Go through the entries below and pick out every line with "proposed".
____
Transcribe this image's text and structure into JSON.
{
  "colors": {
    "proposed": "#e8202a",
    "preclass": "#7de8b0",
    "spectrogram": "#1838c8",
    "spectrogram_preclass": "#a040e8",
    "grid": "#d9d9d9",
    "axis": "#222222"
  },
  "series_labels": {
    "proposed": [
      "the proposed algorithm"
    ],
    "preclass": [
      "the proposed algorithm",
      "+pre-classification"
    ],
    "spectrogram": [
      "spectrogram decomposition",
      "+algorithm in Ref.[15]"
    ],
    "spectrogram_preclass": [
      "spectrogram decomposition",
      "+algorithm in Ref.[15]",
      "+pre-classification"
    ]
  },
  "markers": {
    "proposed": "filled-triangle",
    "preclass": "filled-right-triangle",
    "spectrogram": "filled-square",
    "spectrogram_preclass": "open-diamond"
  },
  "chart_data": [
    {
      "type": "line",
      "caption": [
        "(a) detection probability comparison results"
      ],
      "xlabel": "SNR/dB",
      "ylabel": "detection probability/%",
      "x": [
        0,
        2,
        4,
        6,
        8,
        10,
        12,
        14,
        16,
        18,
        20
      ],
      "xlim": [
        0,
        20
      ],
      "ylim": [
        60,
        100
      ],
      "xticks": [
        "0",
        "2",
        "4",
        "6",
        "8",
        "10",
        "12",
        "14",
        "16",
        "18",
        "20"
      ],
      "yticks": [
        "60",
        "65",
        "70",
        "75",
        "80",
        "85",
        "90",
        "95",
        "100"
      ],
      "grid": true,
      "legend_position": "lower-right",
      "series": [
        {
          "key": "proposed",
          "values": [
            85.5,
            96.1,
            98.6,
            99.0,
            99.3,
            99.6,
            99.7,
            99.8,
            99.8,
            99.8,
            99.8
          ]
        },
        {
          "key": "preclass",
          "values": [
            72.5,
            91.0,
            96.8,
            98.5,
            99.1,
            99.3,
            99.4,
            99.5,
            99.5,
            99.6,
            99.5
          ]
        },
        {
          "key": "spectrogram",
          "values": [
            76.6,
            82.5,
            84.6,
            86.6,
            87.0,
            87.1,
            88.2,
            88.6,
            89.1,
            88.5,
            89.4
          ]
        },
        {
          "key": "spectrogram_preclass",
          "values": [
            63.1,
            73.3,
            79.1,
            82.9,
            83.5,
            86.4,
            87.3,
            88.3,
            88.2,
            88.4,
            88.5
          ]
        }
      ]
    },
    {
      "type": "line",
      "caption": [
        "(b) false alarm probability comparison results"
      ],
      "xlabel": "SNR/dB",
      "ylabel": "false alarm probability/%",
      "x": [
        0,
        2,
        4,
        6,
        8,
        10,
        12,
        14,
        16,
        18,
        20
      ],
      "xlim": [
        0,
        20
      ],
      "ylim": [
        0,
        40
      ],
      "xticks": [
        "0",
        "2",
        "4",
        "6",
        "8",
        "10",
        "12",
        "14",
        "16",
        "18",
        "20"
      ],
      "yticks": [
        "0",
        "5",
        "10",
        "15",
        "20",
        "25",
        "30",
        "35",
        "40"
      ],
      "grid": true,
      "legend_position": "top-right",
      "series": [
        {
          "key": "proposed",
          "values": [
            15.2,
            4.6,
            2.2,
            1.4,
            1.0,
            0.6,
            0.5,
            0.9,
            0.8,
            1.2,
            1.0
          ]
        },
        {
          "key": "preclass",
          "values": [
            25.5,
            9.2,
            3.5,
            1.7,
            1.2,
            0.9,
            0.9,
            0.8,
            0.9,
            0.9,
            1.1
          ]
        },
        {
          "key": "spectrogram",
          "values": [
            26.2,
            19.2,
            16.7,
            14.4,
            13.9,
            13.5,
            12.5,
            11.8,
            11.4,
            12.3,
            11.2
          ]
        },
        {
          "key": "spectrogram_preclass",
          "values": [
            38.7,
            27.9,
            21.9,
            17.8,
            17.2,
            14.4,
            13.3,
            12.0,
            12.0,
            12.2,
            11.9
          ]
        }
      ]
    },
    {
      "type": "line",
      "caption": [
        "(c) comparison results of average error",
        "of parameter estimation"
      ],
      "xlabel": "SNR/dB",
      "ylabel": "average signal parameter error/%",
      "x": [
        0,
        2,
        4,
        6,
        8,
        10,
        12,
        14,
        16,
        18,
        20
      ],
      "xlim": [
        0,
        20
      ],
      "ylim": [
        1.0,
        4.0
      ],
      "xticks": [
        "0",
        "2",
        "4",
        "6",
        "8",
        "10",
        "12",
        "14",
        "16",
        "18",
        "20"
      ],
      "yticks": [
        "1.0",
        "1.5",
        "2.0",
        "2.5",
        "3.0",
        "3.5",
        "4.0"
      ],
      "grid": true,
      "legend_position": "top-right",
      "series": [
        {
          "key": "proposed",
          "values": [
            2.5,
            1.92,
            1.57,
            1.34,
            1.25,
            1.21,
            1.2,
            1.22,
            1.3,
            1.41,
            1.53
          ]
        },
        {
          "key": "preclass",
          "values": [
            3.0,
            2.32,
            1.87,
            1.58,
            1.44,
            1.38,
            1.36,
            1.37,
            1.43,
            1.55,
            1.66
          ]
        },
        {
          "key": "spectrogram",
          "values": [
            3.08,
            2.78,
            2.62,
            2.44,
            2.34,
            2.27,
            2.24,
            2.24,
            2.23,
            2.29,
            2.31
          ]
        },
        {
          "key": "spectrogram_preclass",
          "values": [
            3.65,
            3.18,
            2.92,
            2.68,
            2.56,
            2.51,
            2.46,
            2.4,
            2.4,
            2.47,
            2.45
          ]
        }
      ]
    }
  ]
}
____
> **TASK RESULT**
    "proposed": "#e8202a",
    "proposed": [
      "the proposed algorithm"
      "the proposed algorithm",
    "proposed": "filled-triangle",
          "key": "proposed",
          "key": "proposed",
          "key": "proposed",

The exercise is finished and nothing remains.